# START OF Data supplied
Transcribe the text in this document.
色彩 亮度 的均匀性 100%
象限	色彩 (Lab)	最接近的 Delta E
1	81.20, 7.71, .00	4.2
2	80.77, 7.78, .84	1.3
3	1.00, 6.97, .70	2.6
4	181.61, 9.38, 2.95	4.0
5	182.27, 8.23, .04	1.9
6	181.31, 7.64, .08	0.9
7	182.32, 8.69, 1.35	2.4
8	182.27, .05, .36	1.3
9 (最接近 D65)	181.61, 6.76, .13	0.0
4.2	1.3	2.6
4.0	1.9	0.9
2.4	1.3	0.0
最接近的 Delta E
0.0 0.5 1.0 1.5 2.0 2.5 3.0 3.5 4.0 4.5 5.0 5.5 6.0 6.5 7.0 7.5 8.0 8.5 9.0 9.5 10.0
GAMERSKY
# END OF Data supplied
▸ **Aim**
Print again each line of the listing above, exactly as it appears.

▸ **The result**
Transcribe the text in this document.
色彩 亮度 的均匀性 100%
象限	色彩 (Lab)	最接近的 Delta E
1	81.20, 7.71, .00	4.2
2	80.77, 7.78, .84	1.3
3	1.00, 6.97, .70	2.6
4	181.61, 9.38, 2.95	4.0
5	182.27, 8.23, .04	1.9
6	181.31, 7.64, .08	0.9
7	182.32, 8.69, 1.35	2.4
8	182.27, .05, .36	1.3
9 (最接近 D65)	181.61, 6.76, .13	0.0
4.2	1.3	2.6
4.0	1.9	0.9
2.4	1.3	0.0
最接近的 Delta E
0.0 0.5 1.0 1.5 2.0 2.5 3.0 3.5 4.0 4.5 5.0 5.5 6.0 6.5 7.0 7.5 8.0 8.5 9.0 9.5 10.0
GAMERSKY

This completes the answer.